◆ Task instructions: Quote the records beneath, complete and exact. Leave out images.

--- begin ---

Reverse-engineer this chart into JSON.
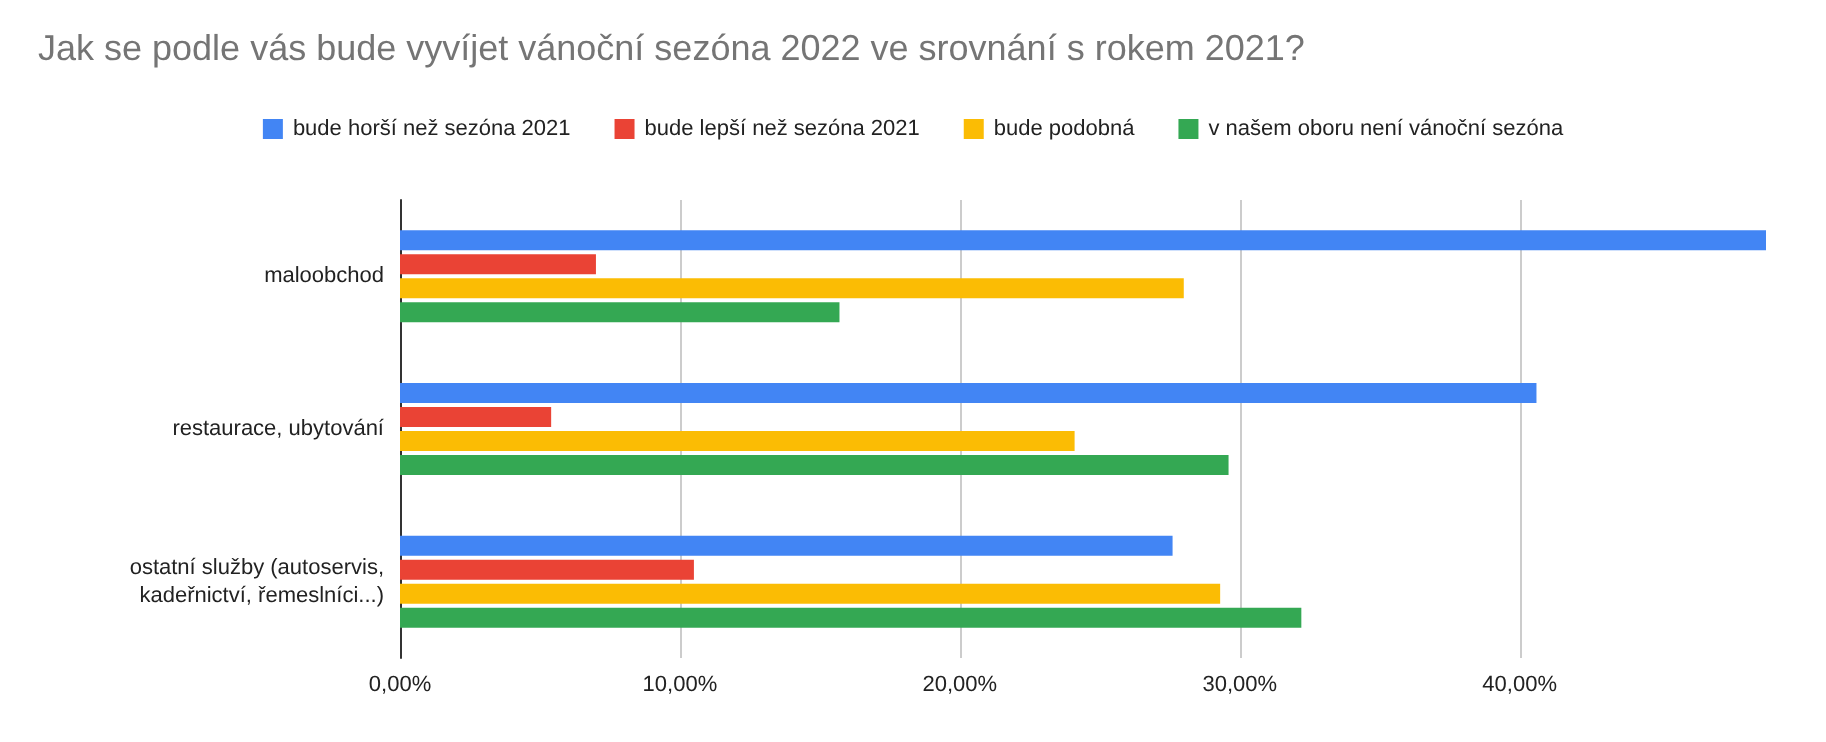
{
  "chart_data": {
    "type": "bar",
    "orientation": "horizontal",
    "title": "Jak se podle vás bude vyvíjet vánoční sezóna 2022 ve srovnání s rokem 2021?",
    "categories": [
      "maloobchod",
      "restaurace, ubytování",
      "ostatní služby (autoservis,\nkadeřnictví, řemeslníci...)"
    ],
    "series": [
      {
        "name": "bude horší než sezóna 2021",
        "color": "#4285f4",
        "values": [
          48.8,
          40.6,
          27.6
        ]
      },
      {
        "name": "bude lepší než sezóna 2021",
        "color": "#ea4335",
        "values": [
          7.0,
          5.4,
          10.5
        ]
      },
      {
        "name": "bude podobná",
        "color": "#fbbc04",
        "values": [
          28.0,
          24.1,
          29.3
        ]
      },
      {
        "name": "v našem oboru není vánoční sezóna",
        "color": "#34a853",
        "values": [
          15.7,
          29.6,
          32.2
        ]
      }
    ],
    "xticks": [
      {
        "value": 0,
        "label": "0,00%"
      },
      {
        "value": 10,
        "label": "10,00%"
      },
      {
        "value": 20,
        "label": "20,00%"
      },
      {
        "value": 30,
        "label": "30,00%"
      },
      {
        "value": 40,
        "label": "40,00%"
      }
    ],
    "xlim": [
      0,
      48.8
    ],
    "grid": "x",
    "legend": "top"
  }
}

--- end ---

◆ Result of this exercise:
Reverse-engineer this chart into JSON.
{
  "chart_data": {
    "type": "bar",
    "orientation": "horizontal",
    "title": "Jak se podle vás bude vyvíjet vánoční sezóna 2022 ve srovnání s rokem 2021?",
    "categories": [
      "maloobchod",
      "restaurace, ubytování",
      "ostatní služby (autoservis,\nkadeřnictví, řemeslníci...)"
    ],
    "series": [
      {
        "name": "bude horší než sezóna 2021",
        "color": "#4285f4",
        "values": [
          48.8,
          40.6,
          27.6
        ]
      },
      {
        "name": "bude lepší než sezóna 2021",
        "color": "#ea4335",
        "values": [
          7.0,
          5.4,
          10.5
        ]
      },
      {
        "name": "bude podobná",
        "color": "#fbbc04",
        "values": [
          28.0,
          24.1,
          29.3
        ]
      },
      {
        "name": "v našem oboru není vánoční sezóna",
        "color": "#34a853",
        "values": [
          15.7,
          29.6,
          32.2
        ]
      }
    ],
    "xticks": [
      {
        "value": 0,
        "label": "0,00%"
      },
      {
        "value": 10,
        "label": "10,00%"
      },
      {
        "value": 20,
        "label": "20,00%"
      },
      {
        "value": 30,
        "label": "30,00%"
      },
      {
        "value": 40,
        "label": "40,00%"
      }
    ],
    "xlim": [
      0,
      48.8
    ],
    "grid": "x",
    "legend": "top"
  }
}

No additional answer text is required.